■ **Written exercise**:
Tell how many lines in these records contain the string "content", with only the number as the reply.

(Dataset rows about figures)
◇ ◇ ◇ ◇ ◇ ◇ ◇

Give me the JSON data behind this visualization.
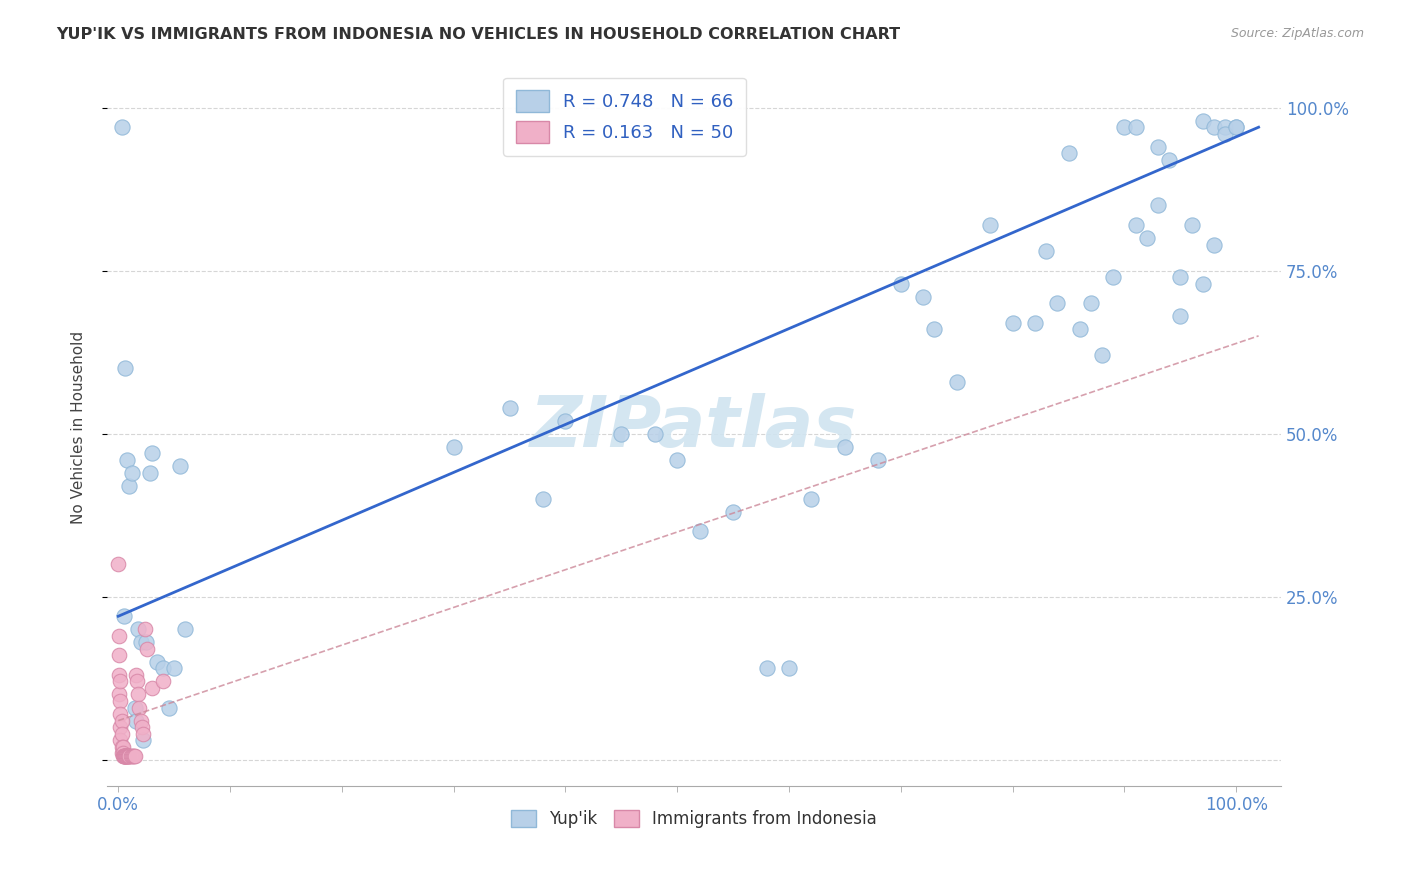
{
  "title": "YUP'IK VS IMMIGRANTS FROM INDONESIA NO VEHICLES IN HOUSEHOLD CORRELATION CHART",
  "source": "Source: ZipAtlas.com",
  "ylabel": "No Vehicles in Household",
  "legend_labels": [
    "Yup'ik",
    "Immigrants from Indonesia"
  ],
  "R_blue": 0.748,
  "N_blue": 66,
  "R_pink": 0.163,
  "N_pink": 50,
  "blue_color": "#b8d0e8",
  "pink_color": "#f0b0c8",
  "blue_line_color": "#3366cc",
  "pink_line_color": "#cc8899",
  "watermark_color": "#d0e4f0",
  "blue_scatter": [
    [
      0.003,
      0.97
    ],
    [
      0.005,
      0.22
    ],
    [
      0.006,
      0.6
    ],
    [
      0.008,
      0.46
    ],
    [
      0.01,
      0.42
    ],
    [
      0.012,
      0.44
    ],
    [
      0.015,
      0.08
    ],
    [
      0.016,
      0.06
    ],
    [
      0.018,
      0.2
    ],
    [
      0.02,
      0.18
    ],
    [
      0.022,
      0.03
    ],
    [
      0.025,
      0.18
    ],
    [
      0.028,
      0.44
    ],
    [
      0.03,
      0.47
    ],
    [
      0.035,
      0.15
    ],
    [
      0.04,
      0.14
    ],
    [
      0.045,
      0.08
    ],
    [
      0.05,
      0.14
    ],
    [
      0.055,
      0.45
    ],
    [
      0.06,
      0.2
    ],
    [
      0.3,
      0.48
    ],
    [
      0.35,
      0.54
    ],
    [
      0.38,
      0.4
    ],
    [
      0.4,
      0.52
    ],
    [
      0.45,
      0.5
    ],
    [
      0.48,
      0.5
    ],
    [
      0.5,
      0.46
    ],
    [
      0.52,
      0.35
    ],
    [
      0.55,
      0.38
    ],
    [
      0.58,
      0.14
    ],
    [
      0.6,
      0.14
    ],
    [
      0.62,
      0.4
    ],
    [
      0.65,
      0.48
    ],
    [
      0.68,
      0.46
    ],
    [
      0.7,
      0.73
    ],
    [
      0.72,
      0.71
    ],
    [
      0.73,
      0.66
    ],
    [
      0.75,
      0.58
    ],
    [
      0.78,
      0.82
    ],
    [
      0.8,
      0.67
    ],
    [
      0.82,
      0.67
    ],
    [
      0.83,
      0.78
    ],
    [
      0.84,
      0.7
    ],
    [
      0.85,
      0.93
    ],
    [
      0.86,
      0.66
    ],
    [
      0.87,
      0.7
    ],
    [
      0.88,
      0.62
    ],
    [
      0.89,
      0.74
    ],
    [
      0.9,
      0.97
    ],
    [
      0.91,
      0.97
    ],
    [
      0.91,
      0.82
    ],
    [
      0.92,
      0.8
    ],
    [
      0.93,
      0.94
    ],
    [
      0.94,
      0.92
    ],
    [
      0.95,
      0.74
    ],
    [
      0.96,
      0.82
    ],
    [
      0.97,
      0.98
    ],
    [
      0.98,
      0.97
    ],
    [
      0.99,
      0.97
    ],
    [
      1.0,
      0.97
    ],
    [
      0.93,
      0.85
    ],
    [
      0.95,
      0.68
    ],
    [
      0.97,
      0.73
    ],
    [
      0.98,
      0.79
    ],
    [
      0.99,
      0.96
    ],
    [
      1.0,
      0.97
    ]
  ],
  "pink_scatter": [
    [
      0.0,
      0.3
    ],
    [
      0.001,
      0.19
    ],
    [
      0.001,
      0.16
    ],
    [
      0.001,
      0.13
    ],
    [
      0.001,
      0.1
    ],
    [
      0.002,
      0.12
    ],
    [
      0.002,
      0.09
    ],
    [
      0.002,
      0.07
    ],
    [
      0.002,
      0.05
    ],
    [
      0.002,
      0.03
    ],
    [
      0.003,
      0.06
    ],
    [
      0.003,
      0.04
    ],
    [
      0.003,
      0.02
    ],
    [
      0.003,
      0.01
    ],
    [
      0.004,
      0.02
    ],
    [
      0.004,
      0.01
    ],
    [
      0.004,
      0.005
    ],
    [
      0.005,
      0.005
    ],
    [
      0.005,
      0.005
    ],
    [
      0.005,
      0.005
    ],
    [
      0.005,
      0.005
    ],
    [
      0.006,
      0.005
    ],
    [
      0.006,
      0.005
    ],
    [
      0.006,
      0.005
    ],
    [
      0.007,
      0.005
    ],
    [
      0.007,
      0.005
    ],
    [
      0.007,
      0.005
    ],
    [
      0.008,
      0.005
    ],
    [
      0.008,
      0.005
    ],
    [
      0.009,
      0.005
    ],
    [
      0.009,
      0.005
    ],
    [
      0.01,
      0.005
    ],
    [
      0.01,
      0.005
    ],
    [
      0.01,
      0.005
    ],
    [
      0.011,
      0.005
    ],
    [
      0.012,
      0.005
    ],
    [
      0.013,
      0.005
    ],
    [
      0.014,
      0.005
    ],
    [
      0.015,
      0.005
    ],
    [
      0.016,
      0.13
    ],
    [
      0.017,
      0.12
    ],
    [
      0.018,
      0.1
    ],
    [
      0.019,
      0.08
    ],
    [
      0.02,
      0.06
    ],
    [
      0.021,
      0.05
    ],
    [
      0.022,
      0.04
    ],
    [
      0.024,
      0.2
    ],
    [
      0.026,
      0.17
    ],
    [
      0.03,
      0.11
    ],
    [
      0.04,
      0.12
    ]
  ],
  "xlim": [
    -0.01,
    1.04
  ],
  "ylim": [
    -0.04,
    1.06
  ],
  "x_axis_left_label": "0.0%",
  "x_axis_right_label": "100.0%",
  "yticks": [
    0.0,
    0.25,
    0.5,
    0.75,
    1.0
  ],
  "yticklabels": [
    "",
    "25.0%",
    "50.0%",
    "75.0%",
    "100.0%"
  ],
  "figsize": [
    14.06,
    8.92
  ],
  "dpi": 100
}
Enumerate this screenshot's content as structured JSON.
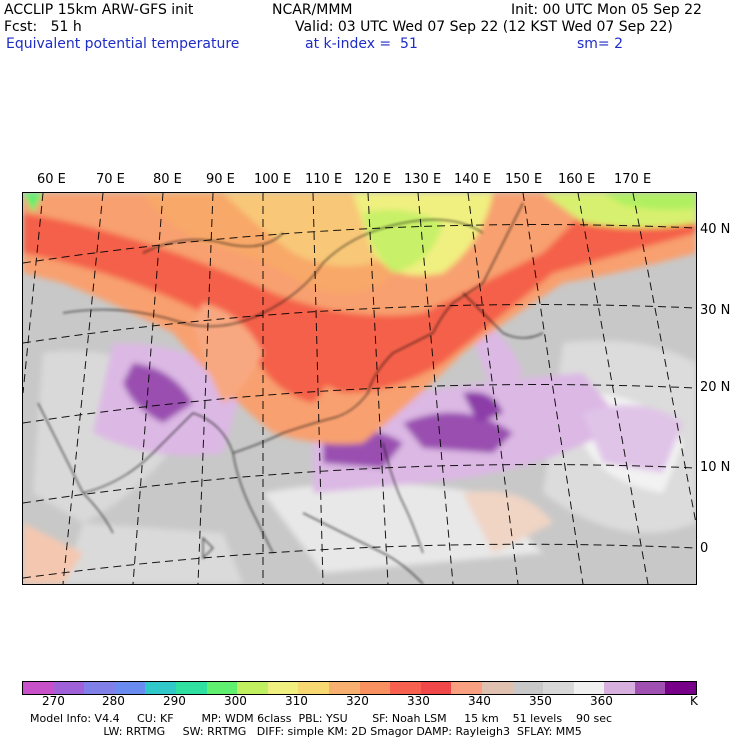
{
  "header": {
    "left1": "ACCLIP 15km ARW-GFS init",
    "left2": "Fcst:   51 h",
    "left3": "Equivalent potential temperature",
    "center1": "NCAR/MMM",
    "init": "Init: 00 UTC Mon 05 Sep 22",
    "valid": "Valid: 03 UTC Wed 07 Sep 22 (12 KST Wed 07 Sep 22)",
    "kindex": "at k-index =  51",
    "sm": "sm= 2"
  },
  "axes": {
    "lon_labels": [
      "60 E",
      "70 E",
      "80 E",
      "90 E",
      "100 E",
      "110 E",
      "120 E",
      "130 E",
      "140 E",
      "150 E",
      "160 E",
      "170 E"
    ],
    "lat_labels": [
      "40 N",
      "30 N",
      "20 N",
      "10 N",
      "0"
    ]
  },
  "colorbar": {
    "colors": [
      "#c850c8",
      "#a060d8",
      "#8080e8",
      "#6a8cf0",
      "#30c8c8",
      "#30e0a0",
      "#60f070",
      "#c0f060",
      "#f0f080",
      "#f8d870",
      "#f8b070",
      "#f89060",
      "#f86050",
      "#f04848",
      "#f8a080",
      "#e0c0b0",
      "#c8c8c8",
      "#d8d8d8",
      "#f0f0f0",
      "#d8b0e0",
      "#a050b0",
      "#780088"
    ],
    "tick_labels": [
      "270",
      "280",
      "290",
      "300",
      "310",
      "320",
      "330",
      "340",
      "350",
      "360"
    ],
    "unit": "K"
  },
  "footer": {
    "line1": "Model Info: V4.4     CU: KF        MP: WDM 6class  PBL: YSU       SF: Noah LSM     15 km    51 levels    90 sec",
    "line2": "                     LW: RRTMG     SW: RRTMG   DIFF: simple KM: 2D Smagor DAMP: Rayleigh3  SFLAY: MM5"
  }
}
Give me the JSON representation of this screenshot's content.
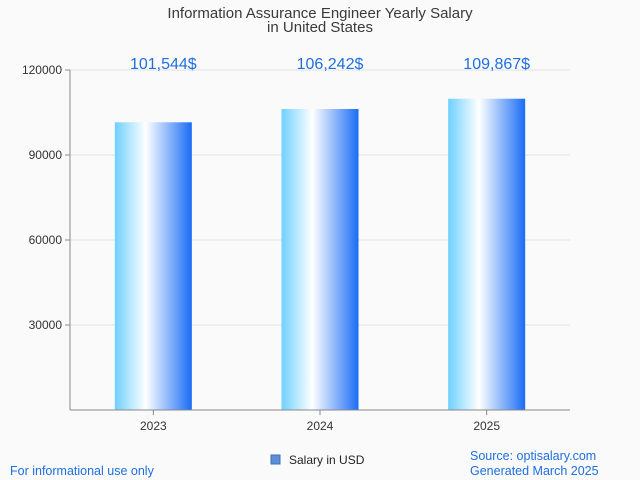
{
  "chart_data": {
    "type": "bar",
    "title_lines": [
      "Information Assurance Engineer Yearly Salary",
      "in United States"
    ],
    "categories": [
      "2023",
      "2024",
      "2025"
    ],
    "series": [
      {
        "name": "Salary in USD",
        "values": [
          101544,
          106242,
          109867
        ],
        "value_labels": [
          "101,544$",
          "106,242$",
          "109,867$"
        ]
      }
    ],
    "y_ticks": [
      30000,
      60000,
      90000,
      120000
    ],
    "y_tick_labels": [
      "30000",
      "60000",
      "90000",
      "120000"
    ],
    "ylim": [
      0,
      120000
    ],
    "grid": true,
    "legend_position": "bottom",
    "colors": {
      "bar_light": "#6fd0ff",
      "bar_mid": "#ffffff",
      "bar_dark": "#1a6cf5",
      "legend_swatch": "#5b8fd6",
      "data_label": "#1f6fe0",
      "footer_text": "#1f6fe0",
      "grid": "#e2e2e2",
      "axis": "#8a8a8a"
    }
  },
  "footer": {
    "left_note": "For informational use only",
    "source": "Source: optisalary.com",
    "generated": "Generated March 2025"
  }
}
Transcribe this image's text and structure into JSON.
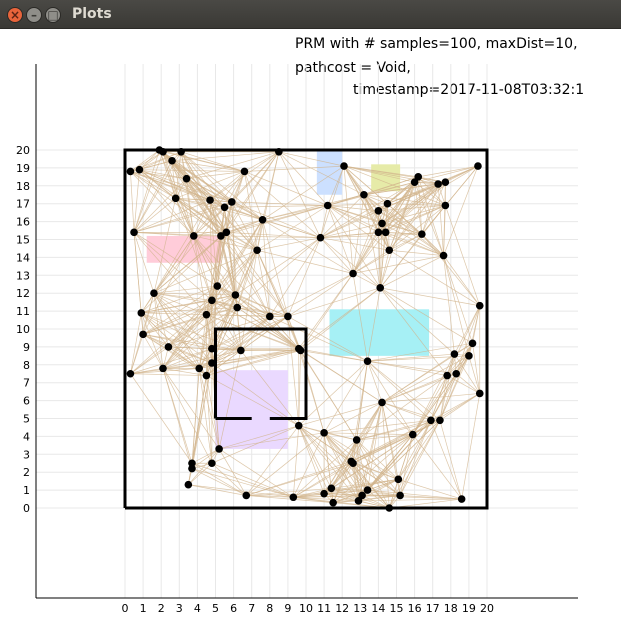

◇ ◇ ◇ ◇ ◇ ◇ ◇

■ **Answer to this exercise**:
2